Will you quote all of the entries, word for word?

┌─ Data records

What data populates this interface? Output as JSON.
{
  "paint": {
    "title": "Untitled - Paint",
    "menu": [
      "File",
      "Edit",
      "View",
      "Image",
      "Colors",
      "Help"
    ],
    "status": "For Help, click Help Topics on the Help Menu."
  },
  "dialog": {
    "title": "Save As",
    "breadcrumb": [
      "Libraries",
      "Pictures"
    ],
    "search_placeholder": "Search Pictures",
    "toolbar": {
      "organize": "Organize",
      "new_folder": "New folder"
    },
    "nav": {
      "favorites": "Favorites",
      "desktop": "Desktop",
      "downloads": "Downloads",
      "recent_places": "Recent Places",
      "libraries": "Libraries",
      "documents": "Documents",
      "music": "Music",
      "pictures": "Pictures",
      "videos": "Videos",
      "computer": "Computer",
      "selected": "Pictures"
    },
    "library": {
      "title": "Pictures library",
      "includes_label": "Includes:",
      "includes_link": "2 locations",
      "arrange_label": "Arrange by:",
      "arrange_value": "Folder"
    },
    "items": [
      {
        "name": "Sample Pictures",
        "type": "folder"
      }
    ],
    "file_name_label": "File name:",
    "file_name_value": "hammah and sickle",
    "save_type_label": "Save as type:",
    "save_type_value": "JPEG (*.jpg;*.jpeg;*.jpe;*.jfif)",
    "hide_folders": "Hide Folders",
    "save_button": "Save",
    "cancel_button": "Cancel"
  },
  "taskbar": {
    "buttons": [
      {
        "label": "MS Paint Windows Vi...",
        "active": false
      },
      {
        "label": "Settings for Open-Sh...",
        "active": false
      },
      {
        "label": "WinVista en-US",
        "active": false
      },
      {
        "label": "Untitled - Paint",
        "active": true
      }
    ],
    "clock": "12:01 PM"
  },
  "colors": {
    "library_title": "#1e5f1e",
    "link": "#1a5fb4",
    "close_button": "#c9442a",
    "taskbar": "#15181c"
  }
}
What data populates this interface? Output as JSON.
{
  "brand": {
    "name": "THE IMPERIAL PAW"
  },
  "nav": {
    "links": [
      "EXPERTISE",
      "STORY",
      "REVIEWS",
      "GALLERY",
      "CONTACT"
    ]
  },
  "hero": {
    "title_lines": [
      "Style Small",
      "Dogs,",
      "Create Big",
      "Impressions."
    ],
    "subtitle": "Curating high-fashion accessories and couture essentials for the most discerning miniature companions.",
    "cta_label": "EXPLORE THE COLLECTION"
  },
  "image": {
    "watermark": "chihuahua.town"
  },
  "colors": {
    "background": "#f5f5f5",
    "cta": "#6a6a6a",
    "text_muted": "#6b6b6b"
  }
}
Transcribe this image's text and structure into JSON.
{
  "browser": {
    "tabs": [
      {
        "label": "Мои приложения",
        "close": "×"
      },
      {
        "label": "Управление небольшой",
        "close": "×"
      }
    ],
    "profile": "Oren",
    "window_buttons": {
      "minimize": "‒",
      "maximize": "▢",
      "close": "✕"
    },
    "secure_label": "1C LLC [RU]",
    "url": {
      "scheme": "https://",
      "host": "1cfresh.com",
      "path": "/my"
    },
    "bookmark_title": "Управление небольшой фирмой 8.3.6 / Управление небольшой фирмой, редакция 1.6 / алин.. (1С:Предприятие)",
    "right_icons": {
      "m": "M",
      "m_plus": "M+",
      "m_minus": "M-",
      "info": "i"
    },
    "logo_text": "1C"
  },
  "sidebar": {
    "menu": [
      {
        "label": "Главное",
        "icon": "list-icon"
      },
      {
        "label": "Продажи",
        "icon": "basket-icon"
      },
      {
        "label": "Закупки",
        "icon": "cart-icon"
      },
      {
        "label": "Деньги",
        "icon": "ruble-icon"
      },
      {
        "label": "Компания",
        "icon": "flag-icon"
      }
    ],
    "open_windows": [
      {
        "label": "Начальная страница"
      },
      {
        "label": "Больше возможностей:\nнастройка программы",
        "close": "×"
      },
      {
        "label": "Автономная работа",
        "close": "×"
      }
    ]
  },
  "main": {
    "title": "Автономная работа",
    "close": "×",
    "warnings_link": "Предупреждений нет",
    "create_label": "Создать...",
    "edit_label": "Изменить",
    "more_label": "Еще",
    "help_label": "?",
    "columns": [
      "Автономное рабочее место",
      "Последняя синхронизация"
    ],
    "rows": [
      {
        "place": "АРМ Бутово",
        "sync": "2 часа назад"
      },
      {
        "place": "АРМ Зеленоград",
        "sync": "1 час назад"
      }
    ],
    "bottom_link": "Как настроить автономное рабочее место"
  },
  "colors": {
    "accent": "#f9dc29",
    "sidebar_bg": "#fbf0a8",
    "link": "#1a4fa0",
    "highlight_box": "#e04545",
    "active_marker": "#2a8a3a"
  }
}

└─

Task result:
What data populates this interface? Output as JSON.
{
  "paint": {
    "title": "Untitled - Paint",
    "menu": [
      "File",
      "Edit",
      "View",
      "Image",
      "Colors",
      "Help"
    ],
    "status": "For Help, click Help Topics on the Help Menu."
  },
  "dialog": {
    "title": "Save As",
    "breadcrumb": [
      "Libraries",
      "Pictures"
    ],
    "search_placeholder": "Search Pictures",
    "toolbar": {
      "organize": "Organize",
      "new_folder": "New folder"
    },
    "nav": {
      "favorites": "Favorites",
      "desktop": "Desktop",
      "downloads": "Downloads",
      "recent_places": "Recent Places",
      "libraries": "Libraries",
      "documents": "Documents",
      "music": "Music",
      "pictures": "Pictures",
      "videos": "Videos",
      "computer": "Computer",
      "selected": "Pictures"
    },
    "library": {
      "title": "Pictures library",
      "includes_label": "Includes:",
      "includes_link": "2 locations",
      "arrange_label": "Arrange by:",
      "arrange_value": "Folder"
    },
    "items": [
      {
        "name": "Sample Pictures",
        "type": "folder"
      }
    ],
    "file_name_label": "File name:",
    "file_name_value": "hammah and sickle",
    "save_type_label": "Save as type:",
    "save_type_value": "JPEG (*.jpg;*.jpeg;*.jpe;*.jfif)",
    "hide_folders": "Hide Folders",
    "save_button": "Save",
    "cancel_button": "Cancel"
  },
  "taskbar": {
    "buttons": [
      {
        "label": "MS Paint Windows Vi...",
        "active": false
      },
      {
        "label": "Settings for Open-Sh...",
        "active": false
      },
      {
        "label": "WinVista en-US",
        "active": false
      },
      {
        "label": "Untitled - Paint",
        "active": true
      }
    ],
    "clock": "12:01 PM"
  },
  "colors": {
    "library_title": "#1e5f1e",
    "link": "#1a5fb4",
    "close_button": "#c9442a",
    "taskbar": "#15181c"
  }
}
What data populates this interface? Output as JSON.
{
  "brand": {
    "name": "THE IMPERIAL PAW"
  },
  "nav": {
    "links": [
      "EXPERTISE",
      "STORY",
      "REVIEWS",
      "GALLERY",
      "CONTACT"
    ]
  },
  "hero": {
    "title_lines": [
      "Style Small",
      "Dogs,",
      "Create Big",
      "Impressions."
    ],
    "subtitle": "Curating high-fashion accessories and couture essentials for the most discerning miniature companions.",
    "cta_label": "EXPLORE THE COLLECTION"
  },
  "image": {
    "watermark": "chihuahua.town"
  },
  "colors": {
    "background": "#f5f5f5",
    "cta": "#6a6a6a",
    "text_muted": "#6b6b6b"
  }
}
Transcribe this image's text and structure into JSON.
{
  "browser": {
    "tabs": [
      {
        "label": "Мои приложения",
        "close": "×"
      },
      {
        "label": "Управление небольшой",
        "close": "×"
      }
    ],
    "profile": "Oren",
    "window_buttons": {
      "minimize": "‒",
      "maximize": "▢",
      "close": "✕"
    },
    "secure_label": "1C LLC [RU]",
    "url": {
      "scheme": "https://",
      "host": "1cfresh.com",
      "path": "/my"
    },
    "bookmark_title": "Управление небольшой фирмой 8.3.6 / Управление небольшой фирмой, редакция 1.6 / алин.. (1С:Предприятие)",
    "right_icons": {
      "m": "M",
      "m_plus": "M+",
      "m_minus": "M-",
      "info": "i"
    },
    "logo_text": "1C"
  },
  "sidebar": {
    "menu": [
      {
        "label": "Главное",
        "icon": "list-icon"
      },
      {
        "label": "Продажи",
        "icon": "basket-icon"
      },
      {
        "label": "Закупки",
        "icon": "cart-icon"
      },
      {
        "label": "Деньги",
        "icon": "ruble-icon"
      },
      {
        "label": "Компания",
        "icon": "flag-icon"
      }
    ],
    "open_windows": [
      {
        "label": "Начальная страница"
      },
      {
        "label": "Больше возможностей:\nнастройка программы",
        "close": "×"
      },
      {
        "label": "Автономная работа",
        "close": "×"
      }
    ]
  },
  "main": {
    "title": "Автономная работа",
    "close": "×",
    "warnings_link": "Предупреждений нет",
    "create_label": "Создать...",
    "edit_label": "Изменить",
    "more_label": "Еще",
    "help_label": "?",
    "columns": [
      "Автономное рабочее место",
      "Последняя синхронизация"
    ],
    "rows": [
      {
        "place": "АРМ Бутово",
        "sync": "2 часа назад"
      },
      {
        "place": "АРМ Зеленоград",
        "sync": "1 час назад"
      }
    ],
    "bottom_link": "Как настроить автономное рабочее место"
  },
  "colors": {
    "accent": "#f9dc29",
    "sidebar_bg": "#fbf0a8",
    "link": "#1a4fa0",
    "highlight_box": "#e04545",
    "active_marker": "#2a8a3a"
  }
}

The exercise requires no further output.